## PROBLEM REQUIREMENTS:
Nothing should be left out: output all of the entries exactly.

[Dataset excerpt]
— BEGIN —
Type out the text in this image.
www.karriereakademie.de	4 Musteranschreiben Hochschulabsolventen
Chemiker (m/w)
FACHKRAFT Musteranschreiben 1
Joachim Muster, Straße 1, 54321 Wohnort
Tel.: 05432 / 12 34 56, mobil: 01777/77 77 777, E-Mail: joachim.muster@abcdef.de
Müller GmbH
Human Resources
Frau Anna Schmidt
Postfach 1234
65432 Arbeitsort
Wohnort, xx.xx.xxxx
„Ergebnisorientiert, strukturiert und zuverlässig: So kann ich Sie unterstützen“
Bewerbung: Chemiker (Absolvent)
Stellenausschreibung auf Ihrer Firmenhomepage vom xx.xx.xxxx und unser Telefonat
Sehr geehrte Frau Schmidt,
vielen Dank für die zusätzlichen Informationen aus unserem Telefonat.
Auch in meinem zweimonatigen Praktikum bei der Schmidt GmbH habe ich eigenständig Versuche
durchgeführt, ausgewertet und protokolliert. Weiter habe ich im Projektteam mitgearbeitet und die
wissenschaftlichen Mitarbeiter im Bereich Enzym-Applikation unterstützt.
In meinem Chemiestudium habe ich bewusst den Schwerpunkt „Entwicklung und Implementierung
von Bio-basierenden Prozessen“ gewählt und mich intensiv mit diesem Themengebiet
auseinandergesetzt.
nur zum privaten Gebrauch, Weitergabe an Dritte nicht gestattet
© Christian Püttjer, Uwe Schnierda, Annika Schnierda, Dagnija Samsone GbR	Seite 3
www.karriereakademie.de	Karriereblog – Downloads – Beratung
— END —
## PROBLEM SOLUTION:
Type out the text in this image.
www.karriereakademie.de	4 Musteranschreiben Hochschulabsolventen
Chemiker (m/w)
FACHKRAFT Musteranschreiben 1
Joachim Muster, Straße 1, 54321 Wohnort
Tel.: 05432 / 12 34 56, mobil: 01777/77 77 777, E-Mail: joachim.muster@abcdef.de
Müller GmbH
Human Resources
Frau Anna Schmidt
Postfach 1234
65432 Arbeitsort
Wohnort, xx.xx.xxxx
„Ergebnisorientiert, strukturiert und zuverlässig: So kann ich Sie unterstützen“
Bewerbung: Chemiker (Absolvent)
Stellenausschreibung auf Ihrer Firmenhomepage vom xx.xx.xxxx und unser Telefonat
Sehr geehrte Frau Schmidt,
vielen Dank für die zusätzlichen Informationen aus unserem Telefonat.
Auch in meinem zweimonatigen Praktikum bei der Schmidt GmbH habe ich eigenständig Versuche
durchgeführt, ausgewertet und protokolliert. Weiter habe ich im Projektteam mitgearbeitet und die
wissenschaftlichen Mitarbeiter im Bereich Enzym-Applikation unterstützt.
In meinem Chemiestudium habe ich bewusst den Schwerpunkt „Entwicklung und Implementierung
von Bio-basierenden Prozessen“ gewählt und mich intensiv mit diesem Themengebiet
auseinandergesetzt.
nur zum privaten Gebrauch, Weitergabe an Dritte nicht gestattet
© Christian Püttjer, Uwe Schnierda, Annika Schnierda, Dagnija Samsone GbR	Seite 3
www.karriereakademie.de	Karriereblog – Downloads – Beratung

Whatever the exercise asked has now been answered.